#### Trecho de origem
A gravação referida acima abre este álbum histórico de Machado. Nela se

pode ouvir a pequena hesitação do baterista ao fim de seu solo e a entrada dos

trombones, conforme prevista no arranjo de Moacir Santos. O episódio, bastante

comum, mostra o conflito entre o autor intelectual, a posição de Santos, que quer

ver sua obra executada da melhor forma possível e o músico encarregado de tocá-

la. O autor insiste, ainda que isto demande muitas repetições do take, e isto

exaspera o trompetista que na expressão de instrumentistas de sopro, já está “com

o bico cansado” devido ao esforço físico de executar uma passagem difícil

repetidas vezes. Até aí nada de incomum. Trata-se do conflito de interesses entre o

autor e o instrumentista contratado, que se dá continuamente no interior da

indústria cultural. Uma oposição que pode ser entendida como um desdobramento

do dualismo intelecto versus corpo. O que torna este episódio diferente de tantos

outros que acontecem em esquemas tradicionais desta indústria é que o solista,

neste caso, não é um instrumentista de sopros nem tampouco um cantor de

sucesso, mas um baterista – este músico alocado para o lado corporal, em

oposição ao solista intelectual, nestes dualismos que penetram o trabalho musical

e se desdobram de variadas formas. O solo de bateria – uma criação individual do

solista, onde se pode dizer que ele exerce uma criação intelectual, é o pivô deste

conflito incomum, mas que foi resolvido musicalmente, conforme podemos

escutar no álbum.

#### Material coletado
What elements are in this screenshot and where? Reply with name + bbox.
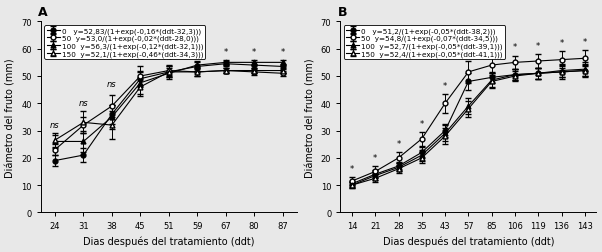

#### Instrução A
No trecho sobre a gravação do álbum de Machado, de quem é o arranjo que previa a entrada dos trombones?
#### Instrução B
Edite o trecho sobre a gravação do álbum de Machado entre "solista, onde se" e "escutar no álbum.", inclusive, substituindo "pivô" por "centro".
#### Instrução C
Prossiga com o texto sobre a gravação do álbum de Machado a partir do ponto em que ele termina.
Não é preciso consultar os dados.

#### Resultado A
O arranjo é de Moacir Santos.

#### Resultado B
solista, onde se pode dizer que ele exerce uma criação intelectual, é o centro deste

conflito incomum, mas que foi resolvido musicalmente, conforme podemos

escutar no álbum.

#### Resultado C
Machado foi também o baterista de importantes álbuns da época, atuando

como músico acompanhador. Dentre eles, destaco o primeiro álbum de Tom

Jobim, The composer of Desafinado plays (1963). Como este álbum teve grande

repercussão no exterior, suas levadas (ou “batidas”) à bateria se tornaram

paradigmáticas da execução desse instrumento na bossa nova em todo o mundo.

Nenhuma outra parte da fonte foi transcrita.